Data excerpts
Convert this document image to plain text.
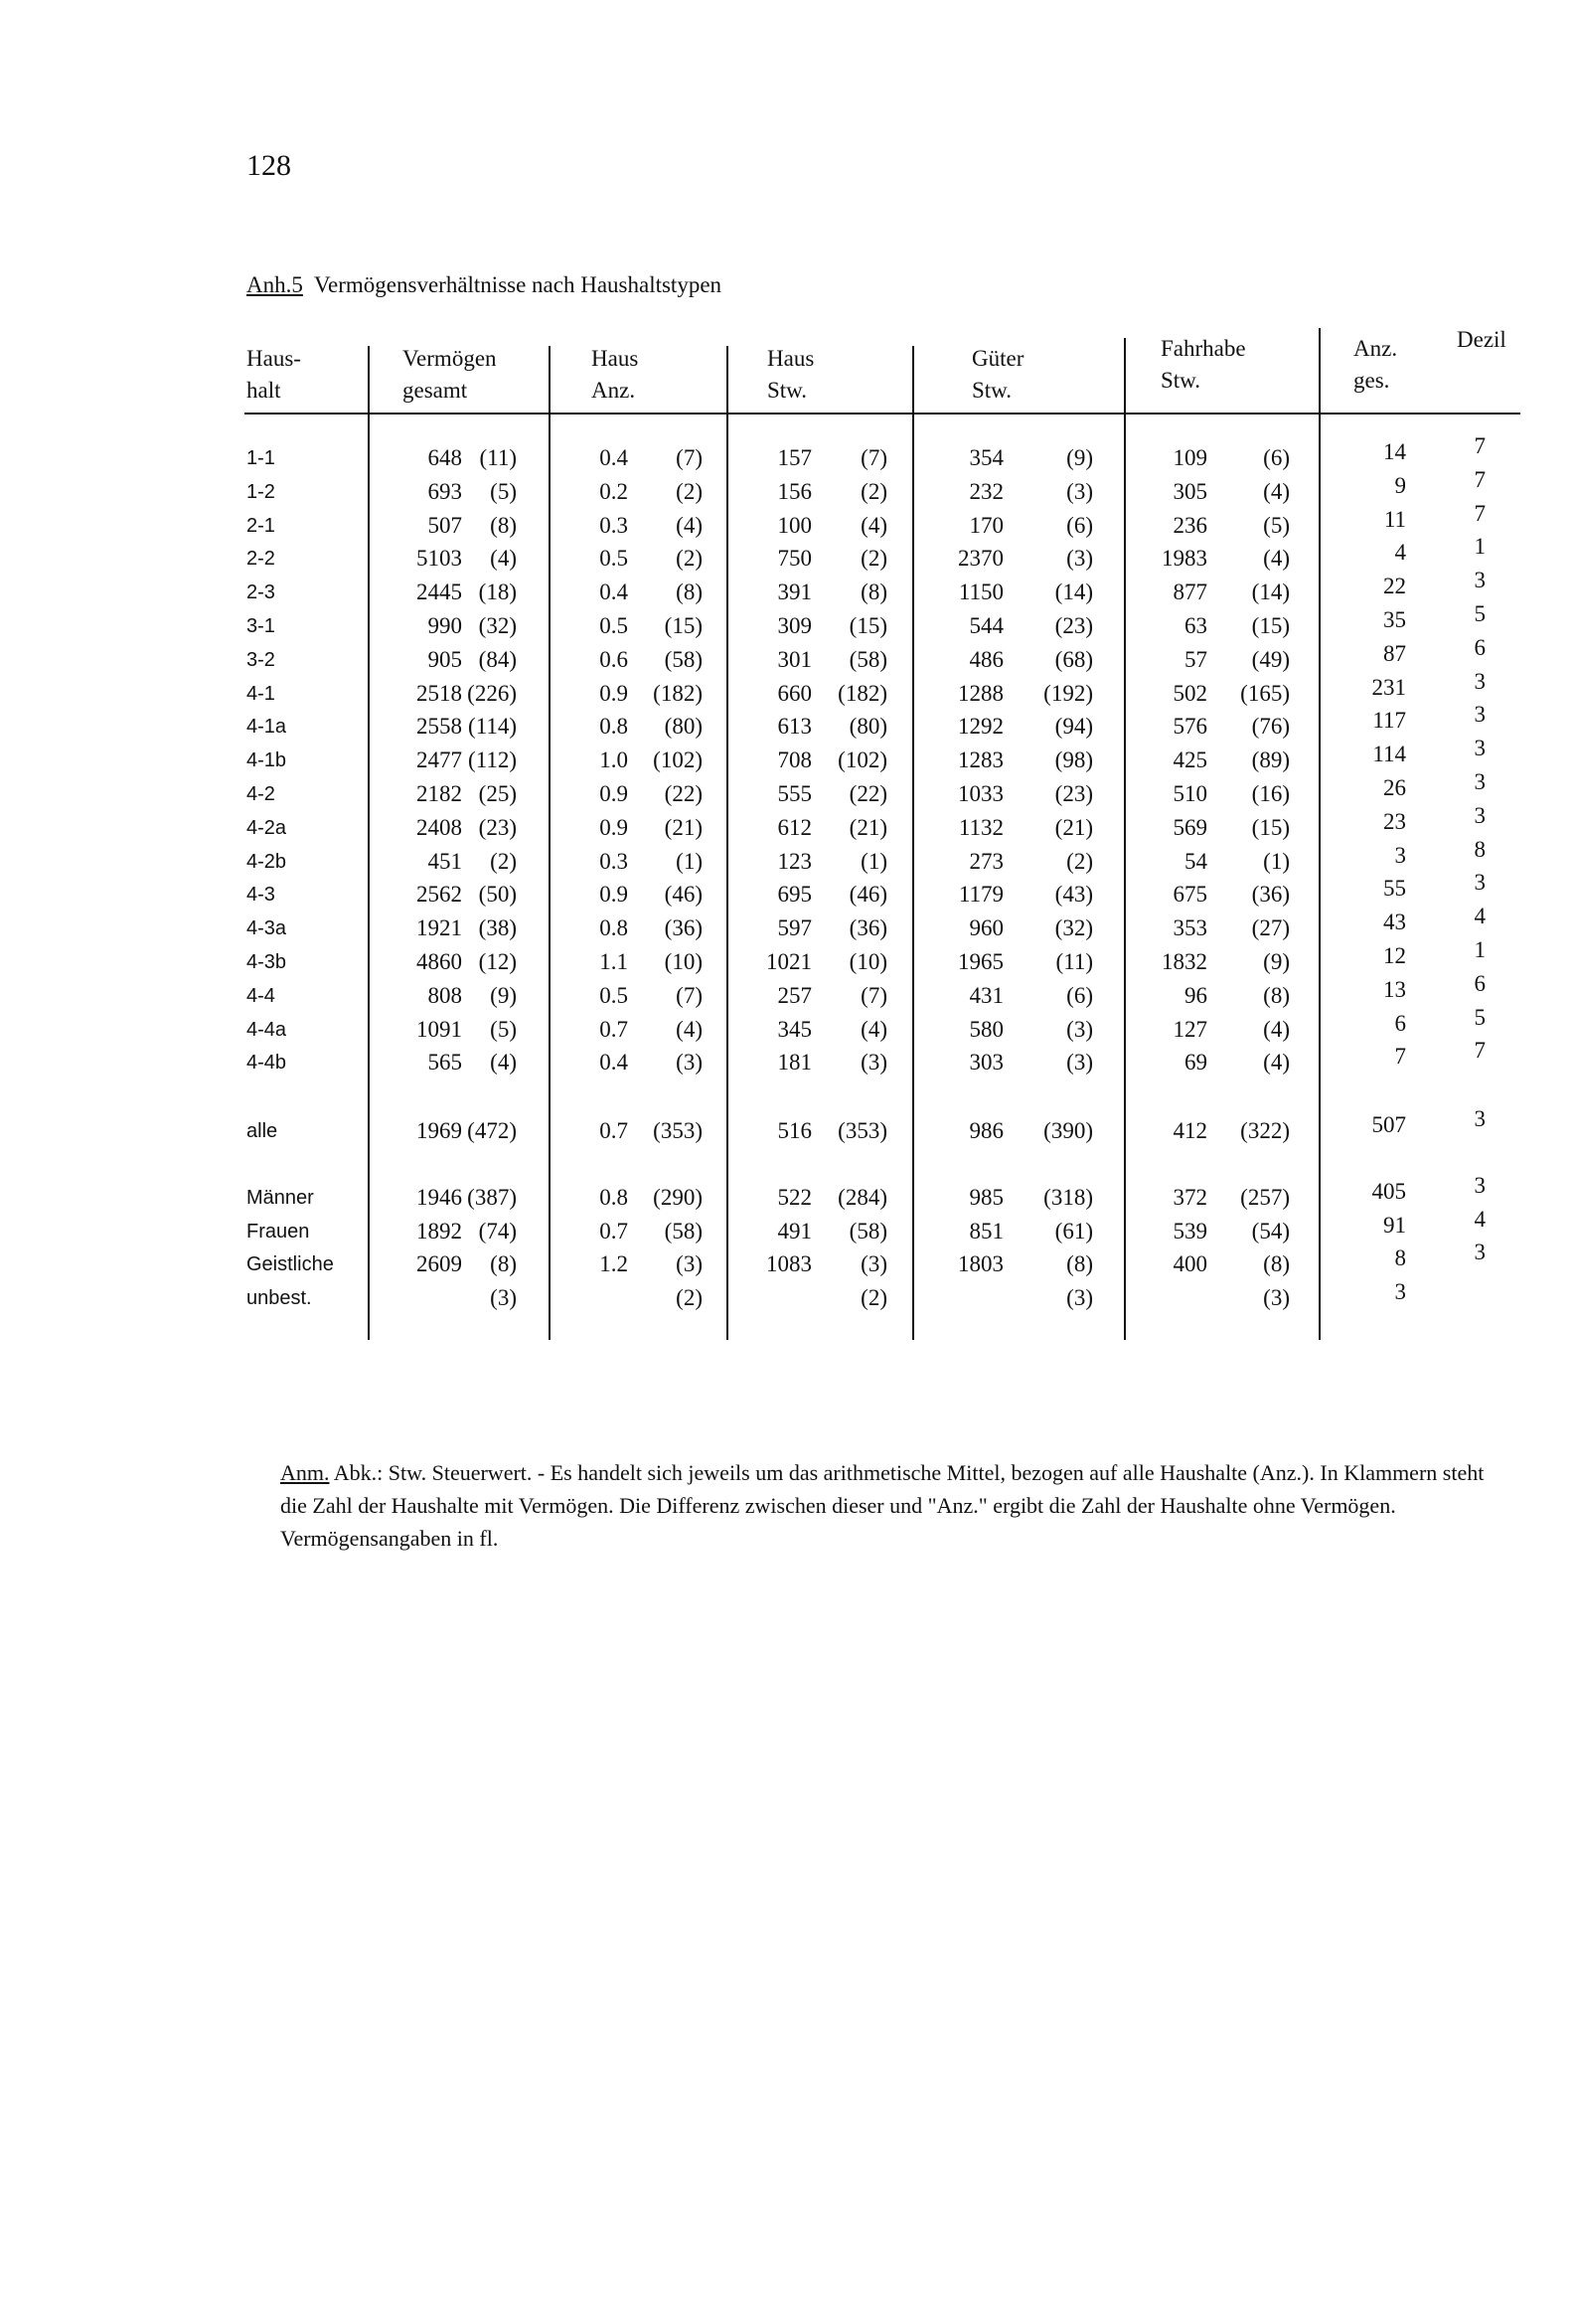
128
Anh.5 Vermögensverhältnisse nach Haushaltstypen
Haus-
halt
Vermögen
gesamt
Haus
Anz.
Haus
Stw.
Güter
Stw.
Fahrhabe
Stw.
Anz.
ges.
Dezil
1-1	648 (11)	0.4 (7)	157 (7)	354	(9)	109 (6)	14	7
1-2	693 (5)	0.2 (2)	156 (2)	232	(3)	305 (4)	9	7
2-1	507 (8)	0.3 (4)	100 (4)	170	(6)	236 (5)	11	7
2-2	5103 (4)	0.5 (2)	750 (2)	2370	(3)	1983 (4)	4	1
2-3	2445 (18)	0.4 (8)	391 (8)	1150 (14)	877 (14)	22	3
3-1	990 (32)	0.5 (15)	309 (15)	544 (23)	63 (15)	35	5
3-2	905 (84)	0.6 (58)	301 (58)	486 (68)	57 (49)	87	6
4-1	2518 (226)	0.9 (182)	660 (182)	1288 (192)	502 (165)	231	3
4-1a	2558 (114)	0.8 (80)	613 (80)	1292 (94)	576 (76)	117	3
4-1b	2477 (112)	1.0 (102)	708 (102)	1283 (98)	425 (89)	114	3
4-2	2182 (25)	0.9 (22)	555 (22)	1033 (23)	510 (16)	26	3
4-2a	2408 (23)	0.9 (21)	612 (21)	1132 (21)	569 (15)	23	3
4-2b	451 (2)	0.3 (1)	123 (1)	273	(2)	54 (1)	3	8
4-3	2562 (50)	0.9 (46)	695 (46)	1179 (43)	675 (36)	55	3
4-3a	1921 (38)	0.8 (36)	597 (36)	960 (32)	353 (27)	43	4
4-3b	4860 (12)	1.1 (10)	1021 (10)	1965 (11)	1832 (9)	12	1
4-4	808 (9)	0.5 (7)	257 (7)	431	(6)	96 (8)	13	6
4-4a	1091 (5)	0.7 (4)	345 (4)	580	(3)	127 (4)	6	5
4-4b	565 (4)	0.4 (3)	181 (3)	303	(3)	69 (4)	7	7
alle	1969 (472)	0.7 (353)	516 (353)	986 (390)	412 (322)	507	3
Männer	1946 (387)	0.8 (290)	522 (284)	985 (318)	372 (257)	405	3
Frauen	1892 (74)	0.7 (58)	491 (58)	851 (61)	539 (54)	91	4
Geistliche	2609 (8)	1.2 (3)	1083 (3)	1803	(8)	400 (8)	8	3
unbest.	(3)	(2)	(2)	(3)	(3)	3
Anm. Abk.: Stw. Steuerwert. - Es handelt sich jeweils um das arithmetische Mittel, bezogen auf alle Haushalte (Anz.). In Klammern steht die Zahl der Haushalte mit Vermögen. Die Differenz zwischen dieser und "Anz." ergibt die Zahl der Haushalte ohne Vermögen. Vermögensangaben in fl.
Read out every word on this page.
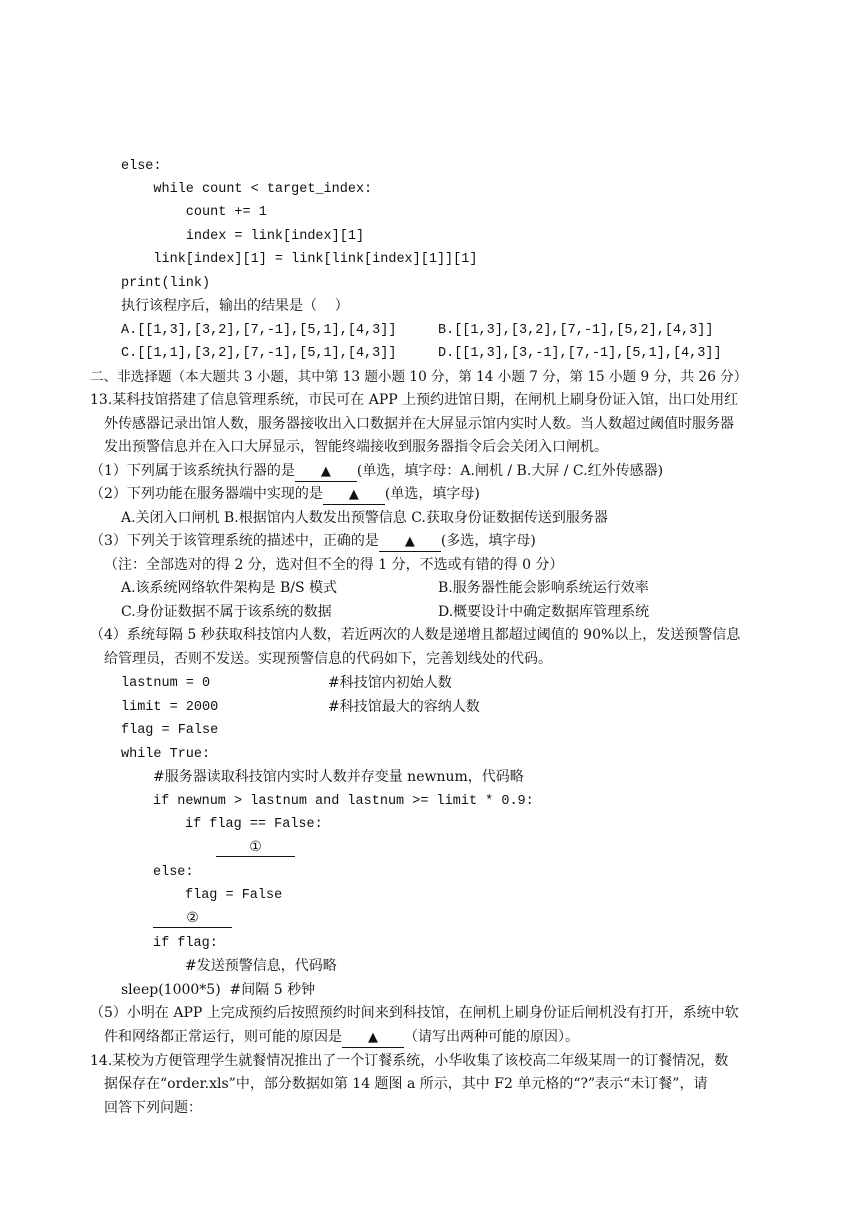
else:
while count < target_index:
count += 1
index = link[index][1]
link[index][1] = link[link[index][1]][1]
print(link)
执行该程序后，输出的结果是（    ）
A.[[1,3],[3,2],[7,-1],[5,1],[4,3]]	B.[[1,3],[3,2],[7,-1],[5,2],[4,3]]
C.[[1,1],[3,2],[7,-1],[5,1],[4,3]]	D.[[1,3],[3,-1],[7,-1],[5,1],[4,3]]
二、非选择题（本大题共 3 小题，其中第 13 题小题 10 分，第 14 小题 7 分，第 15 小题 9 分，共 26 分）
13.某科技馆搭建了信息管理系统，市民可在 APP 上预约进馆日期，在闸机上刷身份证入馆，出口处用红
外传感器记录出馆人数，服务器接收出入口数据并在大屏显示馆内实时人数。当人数超过阈值时服务器
发出预警信息并在入口大屏显示，智能终端接收到服务器指令后会关闭入口闸机。
（1）下列属于该系统执行器的是 ▲ (单选，填字母：A.闸机 / B.大屏 / C.红外传感器)
（2）下列功能在服务器端中实现的是 ▲ (单选，填字母)
A.关闭入口闸机 B.根据馆内人数发出预警信息 C.获取身份证数据传送到服务器
（3）下列关于该管理系统的描述中，正确的是 ▲ (多选，填字母)
（注：全部选对的得 2 分，选对但不全的得 1 分，不选或有错的得 0 分）
A.该系统网络软件架构是 B/S 模式	B.服务器性能会影响系统运行效率
C.身份证数据不属于该系统的数据	D.概要设计中确定数据库管理系统
（4）系统每隔 5 秒获取科技馆内人数，若近两次的人数是递增且都超过阈值的 90%以上，发送预警信息
给管理员，否则不发送。实现预警信息的代码如下，完善划线处的代码。
lastnum = 0	#科技馆内初始人数
limit = 2000	#科技馆最大的容纳人数
flag = False
while True:
#服务器读取科技馆内实时人数并存变量 newnum，代码略
if newnum > lastnum and lastnum >= limit * 0.9:
if flag == False:
①
else:
flag = False
②
if flag:
#发送预警信息，代码略
sleep(1000*5)  #间隔 5 秒钟
（5）小明在 APP 上完成预约后按照预约时间来到科技馆，在闸机上刷身份证后闸机没有打开，系统中软
件和网络都正常运行，则可能的原因是 ▲ （请写出两种可能的原因）。
14.某校为方便管理学生就餐情况推出了一个订餐系统，小华收集了该校高二年级某周一的订餐情况，数
据保存在“order.xls”中，部分数据如第 14 题图 a 所示，其中 F2 单元格的“?”表示“未订餐”，请
回答下列问题：
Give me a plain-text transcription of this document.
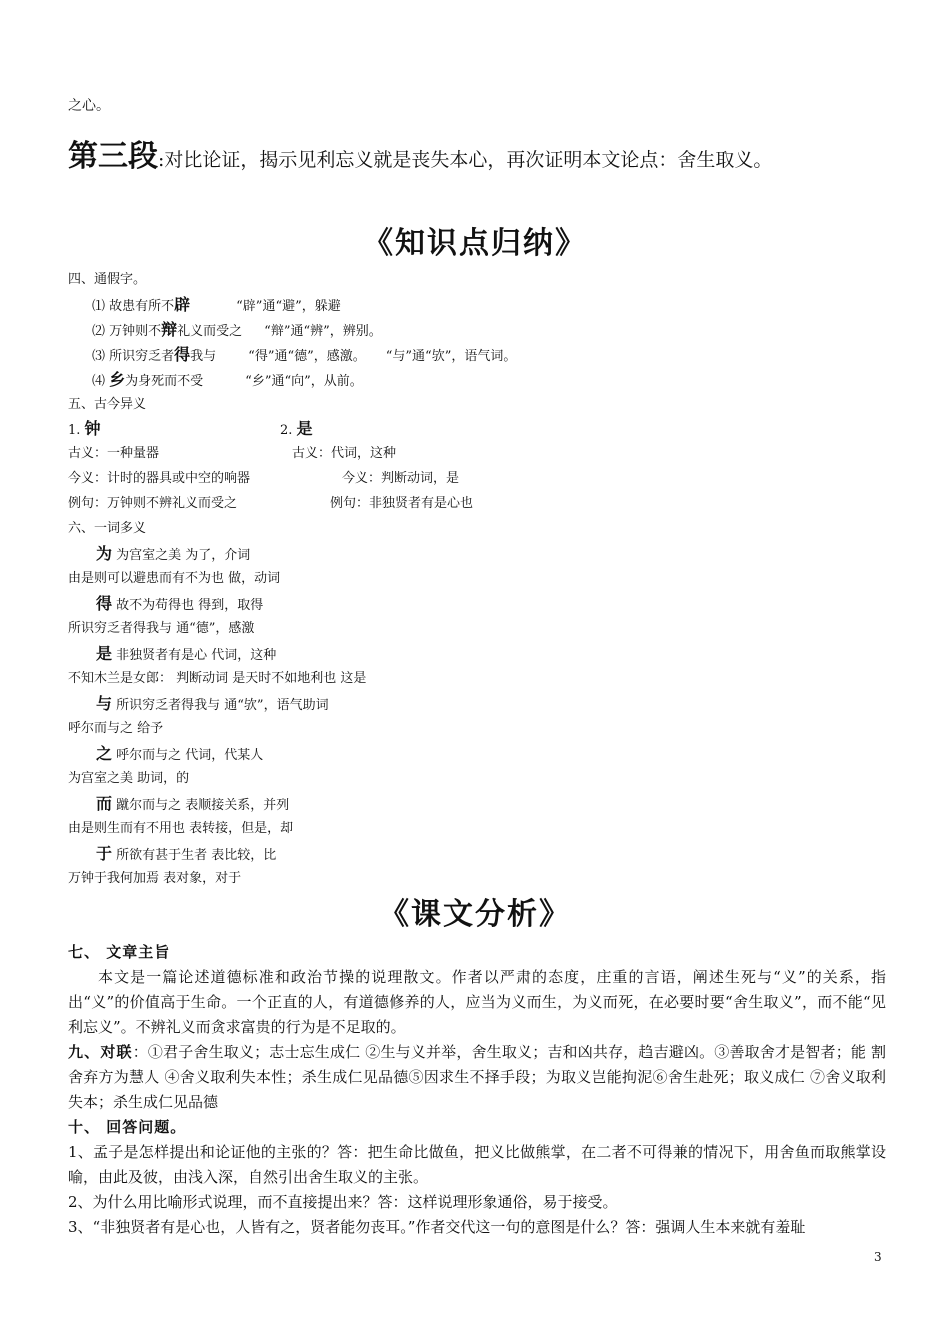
之心。
第三段:对比论证，揭示见利忘义就是丧失本心，再次证明本文论点：舍生取义。
《知识点归纳》
四、通假字。
⑴ 故患有所不辟	“辟”通“避”，躲避
⑵ 万钟则不辩礼义而受之 “辩”通“辨”，辨别。
⑶ 所识穷乏者得我与 “得”通“德”，感激。 “与”通“欤”，语气词。
⑷ 乡为身死而不受	“乡”通“向”，从前。
五、古今异义
1. 钟	2. 是
古义：一种量器	古义：代词，这种
今义：计时的器具或中空的响器	今义：判断动词，是
例句：万钟则不辨礼义而受之	例句：非独贤者有是心也
六、一词多义
为 为宫室之美 为了，介词
由是则可以避患而有不为也 做，动词
得 故不为苟得也 得到，取得
所识穷乏者得我与 通“德”，感激
是 非独贤者有是心 代词，这种
不知木兰是女郎： 判断动词 是天时不如地利也 这是
与 所识穷乏者得我与 通“欤”，语气助词
呼尔而与之 给予
之 呼尔而与之 代词，代某人
为宫室之美 助词，的
而 蹴尔而与之 表顺接关系，并列
由是则生而有不用也 表转接，但是，却
于 所欲有甚于生者 表比较，比
万钟于我何加焉 表对象，对于
《课文分析》
七、 文章主旨
本文是一篇论述道德标准和政治节操的说理散文。作者以严肃的态度，庄重的言语，阐述生死与“义”的关系，指出“义”的价值高于生命。一个正直的人，有道德修养的人，应当为义而生，为义而死，在必要时要“舍生取义”，而不能“见利忘义”。不辨礼义而贪求富贵的行为是不足取的。
九、对联：①君子舍生取义；志士忘生成仁 ②生与义并举，舍生取义；吉和凶共存，趋吉避凶。③善取舍才是智者；能 割舍弃方为慧人 ④舍义取利失本性；杀生成仁见品德⑤因求生不择手段；为取义岂能拘泥⑥舍生赴死；取义成仁 ⑦舍义取利失本；杀生成仁见品德
十、 回答问题。
1、孟子是怎样提出和论证他的主张的？答：把生命比做鱼，把义比做熊掌，在二者不可得兼的情况下，用舍鱼而取熊掌设喻，由此及彼，由浅入深，自然引出舍生取义的主张。
2、为什么用比喻形式说理，而不直接提出来？答：这样说理形象通俗，易于接受。
3、“非独贤者有是心也，人皆有之，贤者能勿丧耳。”作者交代这一句的意图是什么？答：强调人生本来就有羞耻
3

Your task
Review the material and copy each line in which the word "link" appears.

Exercise result
index = link[index][1]
link[index][1] = link[link[index][1]][1]
print(link)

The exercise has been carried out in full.